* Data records
########

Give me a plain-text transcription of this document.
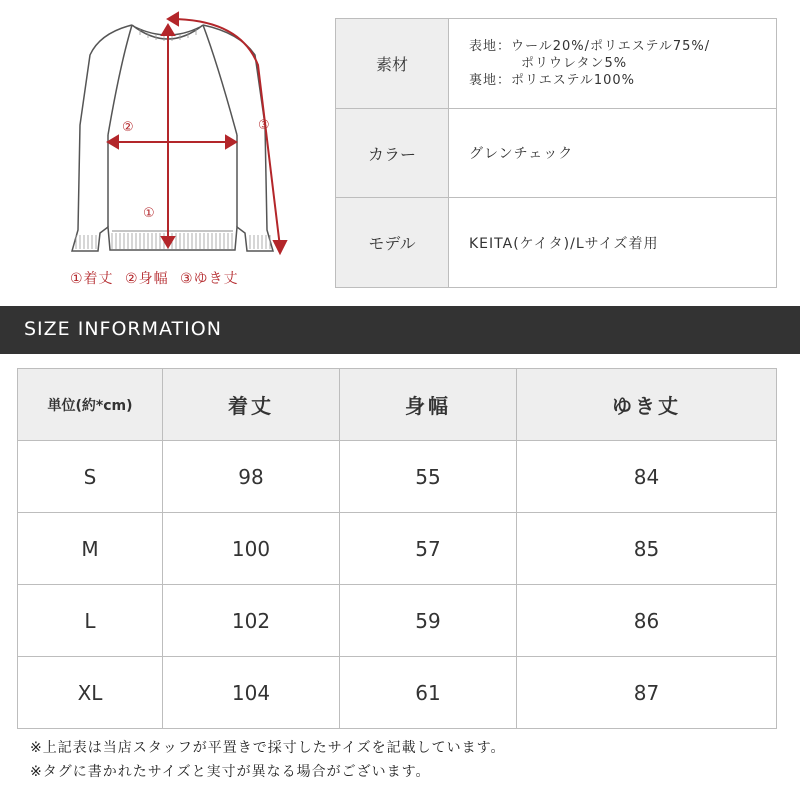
①
②	③
①着丈 ②身幅 ③ゆき丈
素材	表地：ウール20%/ポリエステル75%/
ポリウレタン5%
裏地：ポリエステル100%

カラー	グレンチェック
モデル	KEITA(ケイタ)/Lサイズ着用
SIZE INFORMATION
単位(約*cm)	着丈	身幅	ゆき丈
S	98	55	84
M	100	57	85
L	102	59	86
XL	104	61	87
※上記表は当店スタッフが平置きで採寸したサイズを記載しています。
※タグに書かれたサイズと実寸が異なる場合がございます。
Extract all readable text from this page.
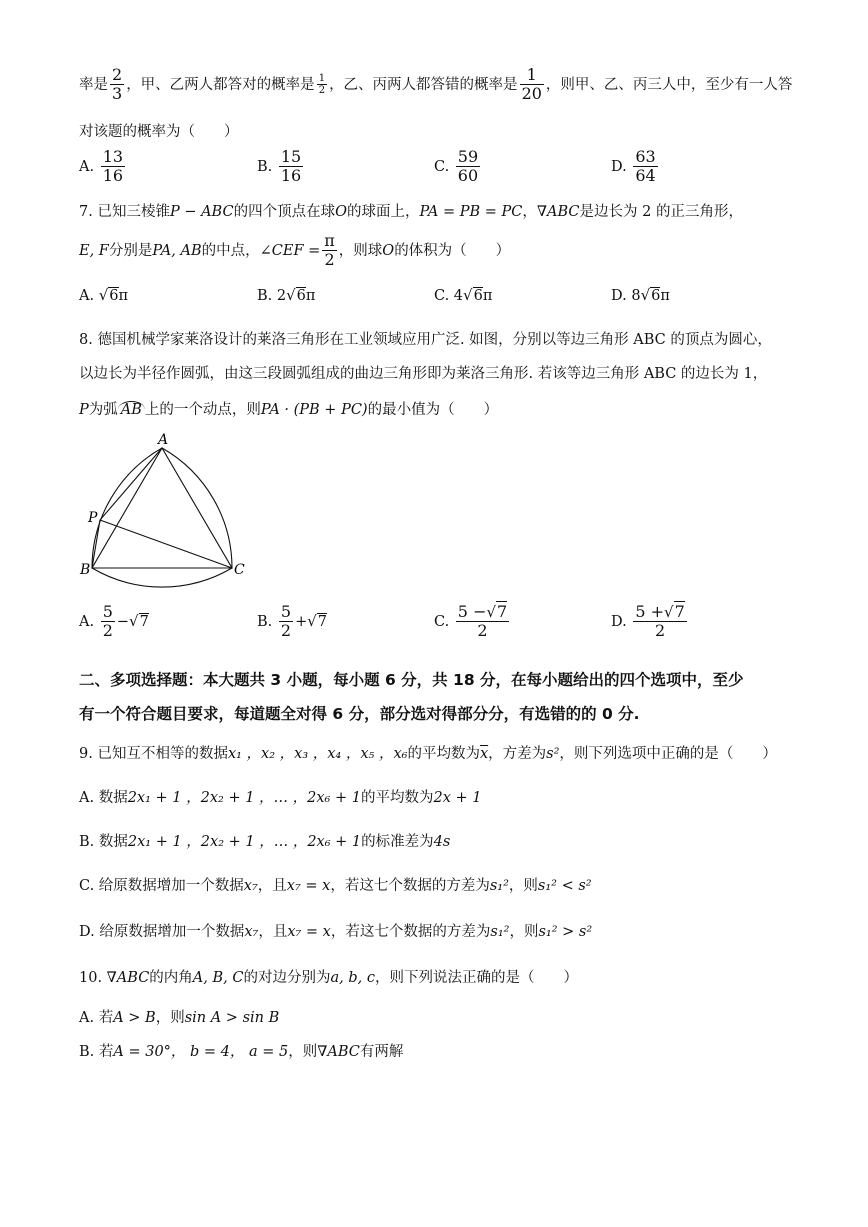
率是 $\frac{2}{3}$ ，甲、乙两人都答对的概率是 $\frac{1}{2}$ ，乙、丙两人都答错的概率是 $\frac{1}{20}$ ，则甲、乙、丙三人中，至少有一人答
对该题的概率为（　　）
A. $\frac{13}{16}$	B. $\frac{15}{16}$	C. $\frac{59}{60}$	D. $\frac{63}{64}$
7. 已知三棱锥P − ABC的四个顶点在球O的球面上，PA = PB = PC，∇ABC是边长为 2 的正三角形，
E, F分别是PA, AB的中点，∠CEF = $\frac{\pi}{2}$ ，则球O的体积为（　　）
A. √6π	B. 2√6π	C. 4√6π	D. 8√6π
8. 德国机械学家莱洛设计的莱洛三角形在工业领域应用广泛. 如图，分别以等边三角形 ABC 的顶点为圆心，
以边长为半径作圆弧，由这三段圆弧组成的曲边三角形即为莱洛三角形. 若该等边三角形 ABC 的边长为 1，
P为弧 AB 上的一个动点，则PA · (PB + PC)的最小值为（　　）
A
B	C
P
A. $\frac{5}{2} -√7$	B. $\frac{5}{2} +√7$	C. $\frac{5 -√7}{2}$	D. $\frac{5 +√7}{2}$
二、多项选择题：本大题共 3 小题，每小题 6 分，共 18 分，在每小题给出的四个选项中，至少
有一个符合题目要求，每道题全对得 6 分，部分选对得部分分，有选错的的 0 分.
9. 已知互不相等的数据x₁ ，x₂ ，x₃ ，x₄ ，x₅ ，x₆的平均数为$\overline{x}$，方差为s²，则下列选项中正确的是（　　）
A. 数据2x₁ + 1 ，2x₂ + 1 ，… ，2x₆ + 1的平均数为2x + 1
B. 数据2x₁ + 1 ，2x₂ + 1 ，… ，2x₆ + 1的标准差为4s
C. 给原数据增加一个数据x₇，且x₇ = x，若这七个数据的方差为s₁²，则s₁² < s²
D. 给原数据增加一个数据x₇，且x₇ = x，若这七个数据的方差为s₁²，则s₁² > s²
10. ∇ABC的内角A, B, C的对边分别为a, b, c，则下列说法正确的是（　　）
A. 若A > B，则sin A > sin B
B. 若A = 30°， b = 4， a = 5，则∇ABC有两解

########

* TASK OBJECTIVE
Reproduce the listing above exactly, excluding all pictures.

* SOLUTION TO THIS EXERCISE
Give me a plain-text transcription of this document.
①
②	③
①着丈 ②身幅 ③ゆき丈
素材	表地：ウール20%/ポリエステル75%/
ポリウレタン5%
裏地：ポリエステル100%

カラー	グレンチェック
モデル	KEITA(ケイタ)/Lサイズ着用
SIZE INFORMATION
単位(約*cm)	着丈	身幅	ゆき丈
S	98	55	84
M	100	57	85
L	102	59	86
XL	104	61	87
※上記表は当店スタッフが平置きで採寸したサイズを記載しています。
※タグに書かれたサイズと実寸が異なる場合がございます。
Extract all readable text from this page.
率是 $\frac{2}{3}$ ，甲、乙两人都答对的概率是 $\frac{1}{2}$ ，乙、丙两人都答错的概率是 $\frac{1}{20}$ ，则甲、乙、丙三人中，至少有一人答
对该题的概率为（　　）
A. $\frac{13}{16}$	B. $\frac{15}{16}$	C. $\frac{59}{60}$	D. $\frac{63}{64}$
7. 已知三棱锥P − ABC的四个顶点在球O的球面上，PA = PB = PC，∇ABC是边长为 2 的正三角形，
E, F分别是PA, AB的中点，∠CEF = $\frac{\pi}{2}$ ，则球O的体积为（　　）
A. √6π	B. 2√6π	C. 4√6π	D. 8√6π
8. 德国机械学家莱洛设计的莱洛三角形在工业领域应用广泛. 如图，分别以等边三角形 ABC 的顶点为圆心，
以边长为半径作圆弧，由这三段圆弧组成的曲边三角形即为莱洛三角形. 若该等边三角形 ABC 的边长为 1，
P为弧 AB 上的一个动点，则PA · (PB + PC)的最小值为（　　）
A
B	C
P
A. $\frac{5}{2} -√7$	B. $\frac{5}{2} +√7$	C. $\frac{5 -√7}{2}$	D. $\frac{5 +√7}{2}$
二、多项选择题：本大题共 3 小题，每小题 6 分，共 18 分，在每小题给出的四个选项中，至少
有一个符合题目要求，每道题全对得 6 分，部分选对得部分分，有选错的的 0 分.
9. 已知互不相等的数据x₁ ，x₂ ，x₃ ，x₄ ，x₅ ，x₆的平均数为$\overline{x}$，方差为s²，则下列选项中正确的是（　　）
A. 数据2x₁ + 1 ，2x₂ + 1 ，… ，2x₆ + 1的平均数为2x + 1
B. 数据2x₁ + 1 ，2x₂ + 1 ，… ，2x₆ + 1的标准差为4s
C. 给原数据增加一个数据x₇，且x₇ = x，若这七个数据的方差为s₁²，则s₁² < s²
D. 给原数据增加一个数据x₇，且x₇ = x，若这七个数据的方差为s₁²，则s₁² > s²
10. ∇ABC的内角A, B, C的对边分别为a, b, c，则下列说法正确的是（　　）
A. 若A > B，则sin A > sin B
B. 若A = 30°， b = 4， a = 5，则∇ABC有两解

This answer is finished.